# Compatible schooling fish with gouramis?



## jeffro0050 (Apr 4, 2010)

Anyone have any advice to give on the subject? I have a 55 gallon tank.

I'm currently eyeing Harlequin Rasboras and Serpae tetras in numbers of 10-15 to go along with some of the smaller species of gouramis(max 3-4 inches).

Does this sound reasonable? 

I was originally considering tiger barbs since they get a bit larger and can hold their own against the larger species of gourami(blue/kissing), but from what I have read they are very aggressive fin nippers.

My tank will be heavily planted on all levels of the aquarium and I intend to have several SAE's as cleanup. Any suggestions? I am looking for a colorful peaceful schooling fish that have very tight formations(I knew when I looked at the large tank of rasboras that I really wanted to get them in if they wouldn't be bullied and killed).


----------



## ladyonyx (Apr 20, 2009)

Cardinal tetras. Tight schoolers, attractive fish, relatively docile, eat readily, bigger than neons, and hardy


----------



## squirrelcrusher (Sep 23, 2009)

My planted 55 has 2 gourami, large blue with 2 spots, and a dwarf and they get along with all thier tank mates


----------



## jeffro0050 (Apr 4, 2010)

Good to know! Appreciate the info.


----------

* REQUIRED TASKS *
- 1) Shorten the paragraph in the thread that begins "My tank will be heavily planted" into a brief bulleted list that keeps its main facts.
- 2) In the records, rewrite the lines between the line holding "colorbar-swatch xyxy=(24,780,50,792)" and the line holding "lon-label: 80°W xyxy=(509,35,539,46)", inclusive, replacing "lon-label" with "longitude-label" and leaving everything else unchanged.
The records below have no connection to the thread above.

* RECORDS FOR THIS TASK *
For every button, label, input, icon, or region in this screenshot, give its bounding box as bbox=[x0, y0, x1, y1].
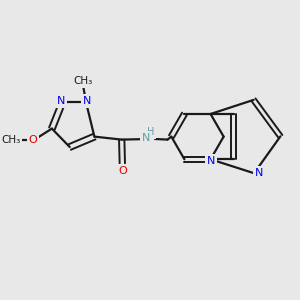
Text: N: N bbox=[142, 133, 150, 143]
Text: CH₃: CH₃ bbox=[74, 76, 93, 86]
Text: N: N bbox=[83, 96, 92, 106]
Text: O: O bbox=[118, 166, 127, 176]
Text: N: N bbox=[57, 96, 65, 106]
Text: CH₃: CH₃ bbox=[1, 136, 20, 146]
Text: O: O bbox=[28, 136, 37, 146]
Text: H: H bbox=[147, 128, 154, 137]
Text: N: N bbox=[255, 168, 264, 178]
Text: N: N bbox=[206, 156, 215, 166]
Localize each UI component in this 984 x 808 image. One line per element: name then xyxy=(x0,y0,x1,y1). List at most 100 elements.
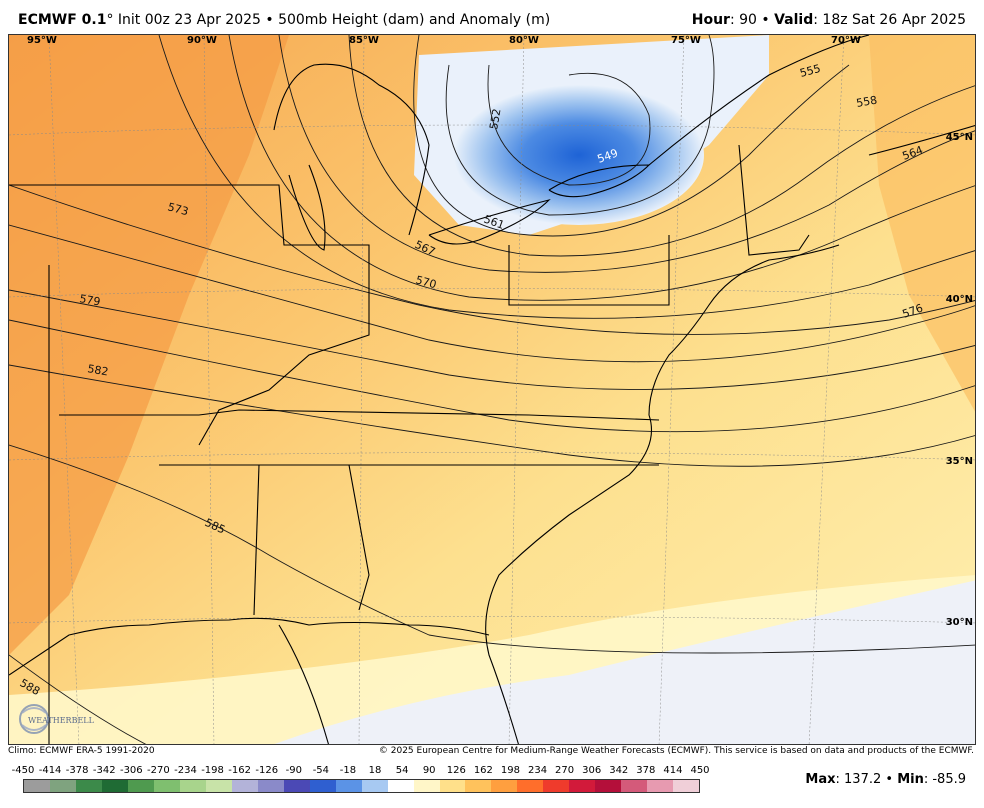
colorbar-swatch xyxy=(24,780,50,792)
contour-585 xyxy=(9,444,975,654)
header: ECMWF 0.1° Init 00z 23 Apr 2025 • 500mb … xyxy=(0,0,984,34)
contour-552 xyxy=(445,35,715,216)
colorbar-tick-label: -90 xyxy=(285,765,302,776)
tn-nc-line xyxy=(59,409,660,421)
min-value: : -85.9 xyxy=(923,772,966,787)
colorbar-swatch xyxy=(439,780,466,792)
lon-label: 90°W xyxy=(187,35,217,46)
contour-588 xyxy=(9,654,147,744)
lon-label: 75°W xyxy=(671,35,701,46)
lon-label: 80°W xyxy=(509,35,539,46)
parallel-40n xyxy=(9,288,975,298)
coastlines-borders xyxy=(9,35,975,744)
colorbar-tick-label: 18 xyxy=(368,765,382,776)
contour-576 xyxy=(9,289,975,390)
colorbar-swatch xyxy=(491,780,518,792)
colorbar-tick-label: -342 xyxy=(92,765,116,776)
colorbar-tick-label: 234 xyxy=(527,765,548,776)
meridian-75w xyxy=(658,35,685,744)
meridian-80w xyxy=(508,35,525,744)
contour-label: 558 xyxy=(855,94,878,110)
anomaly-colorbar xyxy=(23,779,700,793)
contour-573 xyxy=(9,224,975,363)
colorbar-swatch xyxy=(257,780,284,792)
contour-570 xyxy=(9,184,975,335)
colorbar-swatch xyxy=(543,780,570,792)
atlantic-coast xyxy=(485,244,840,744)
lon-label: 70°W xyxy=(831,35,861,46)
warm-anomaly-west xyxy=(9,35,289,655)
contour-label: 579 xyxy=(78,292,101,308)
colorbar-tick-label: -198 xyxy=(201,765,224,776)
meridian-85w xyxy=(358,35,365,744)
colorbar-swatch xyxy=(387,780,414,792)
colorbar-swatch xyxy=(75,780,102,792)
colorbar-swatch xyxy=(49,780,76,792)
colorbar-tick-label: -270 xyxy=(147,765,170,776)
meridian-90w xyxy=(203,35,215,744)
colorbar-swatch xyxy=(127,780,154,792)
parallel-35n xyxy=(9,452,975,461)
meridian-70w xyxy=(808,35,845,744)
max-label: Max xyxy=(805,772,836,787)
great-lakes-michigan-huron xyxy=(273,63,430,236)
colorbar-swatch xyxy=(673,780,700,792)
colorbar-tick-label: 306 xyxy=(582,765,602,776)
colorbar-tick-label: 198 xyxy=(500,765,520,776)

* RESULTS OF THE TASKS *
- 1)
- The tank will be heavily planted at every level.
- Several SAEs will handle cleanup.
- The goal is a colorful, peaceful schooling fish that keeps very tight formations.
- Rasboras are the favorite, as long as they wouldn't be bullied and killed.

- 2)
colorbar-swatch xyxy=(24,780,50,792)
contour-585 xyxy=(9,444,975,654)
header: ECMWF 0.1° Init 00z 23 Apr 2025 • 500mb … xyxy=(0,0,984,34)
contour-552 xyxy=(445,35,715,216)
colorbar-tick-label: -90 xyxy=(285,765,302,776)
tn-nc-line xyxy=(59,409,660,421)
min-value: : -85.9 xyxy=(923,772,966,787)
colorbar-swatch xyxy=(439,780,466,792)
longitude-label: 90°W xyxy=(187,35,217,46)
contour-588 xyxy=(9,654,147,744)
longitude-label: 75°W xyxy=(671,35,701,46)
longitude-label: 80°W xyxy=(509,35,539,46)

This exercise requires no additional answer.